• **Goal of the exercise**
Extract the line that contains "Extract the chart's" and every line after it through the end of the records below, exactly as written, leaving out any pictures.

• **Materials provided**
★ ★ ★ ★

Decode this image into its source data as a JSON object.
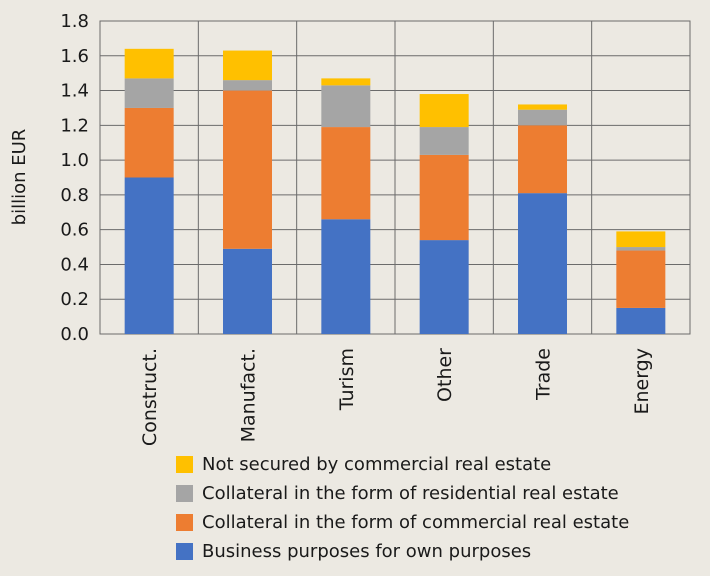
{
  "chart_data": {
    "type": "bar",
    "stacked": true,
    "title": "",
    "xlabel": "",
    "ylabel": "billion EUR",
    "ylim": [
      0,
      1.8
    ],
    "yticks": [
      "0.0",
      "0.2",
      "0.4",
      "0.6",
      "0.8",
      "1.0",
      "1.2",
      "1.4",
      "1.6",
      "1.8"
    ],
    "grid": true,
    "legend_position": "bottom",
    "categories": [
      "Construct.",
      "Manufact.",
      "Turism",
      "Other",
      "Trade",
      "Energy"
    ],
    "series": [
      {
        "name": "Business purposes for own purposes",
        "color": "#4472c4",
        "values": [
          0.9,
          0.49,
          0.66,
          0.54,
          0.81,
          0.15
        ]
      },
      {
        "name": "Collateral in the form of commercial real estate",
        "color": "#ed7d31",
        "values": [
          0.4,
          0.91,
          0.53,
          0.49,
          0.39,
          0.33
        ]
      },
      {
        "name": "Collateral in the form of residential real estate",
        "color": "#a5a5a5",
        "values": [
          0.17,
          0.06,
          0.24,
          0.16,
          0.09,
          0.02
        ]
      },
      {
        "name": "Not secured by commercial real estate",
        "color": "#ffc000",
        "values": [
          0.17,
          0.17,
          0.04,
          0.19,
          0.03,
          0.09
        ]
      }
    ],
    "legend_order": [
      3,
      2,
      1,
      0
    ]
  }
}
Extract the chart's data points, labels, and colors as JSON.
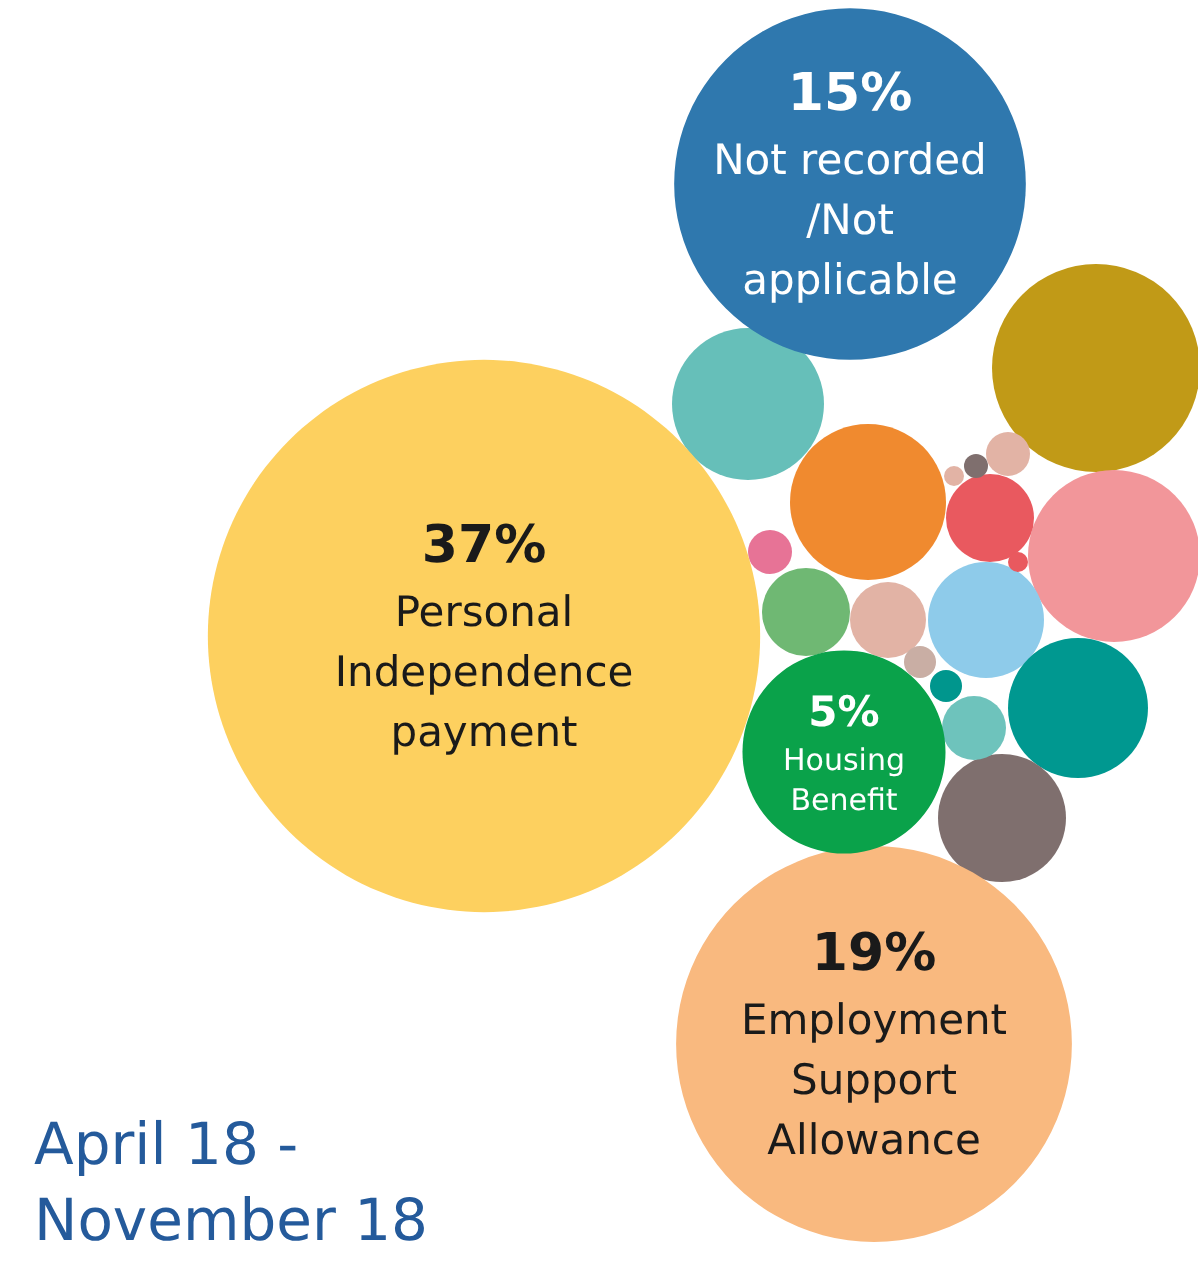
{
  "chart_data": {
    "type": "other",
    "title": "April 18 - November 18",
    "categories": [
      "Personal Independence payment",
      "Employment Support Allowance",
      "Not recorded /Not applicable",
      "Housing Benefit"
    ],
    "values": [
      37,
      19,
      15,
      5
    ],
    "value_labels": [
      "37%",
      "19%",
      "15%",
      "5%"
    ],
    "colors": [
      "#fdd05f",
      "#f9b97f",
      "#2f78ae",
      "#0aa24a"
    ]
  }
}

★ ★ ★ ★

• **The result**
Extract the chart's data points, labels, and colors as JSON.
{
  "chart_data": {
    "type": "other",
    "title": "April 18 - November 18",
    "categories": [
      "Personal Independence payment",
      "Employment Support Allowance",
      "Not recorded /Not applicable",
      "Housing Benefit"
    ],
    "values": [
      37,
      19,
      15,
      5
    ],
    "value_labels": [
      "37%",
      "19%",
      "15%",
      "5%"
    ],
    "colors": [
      "#fdd05f",
      "#f9b97f",
      "#2f78ae",
      "#0aa24a"
    ]
  }
}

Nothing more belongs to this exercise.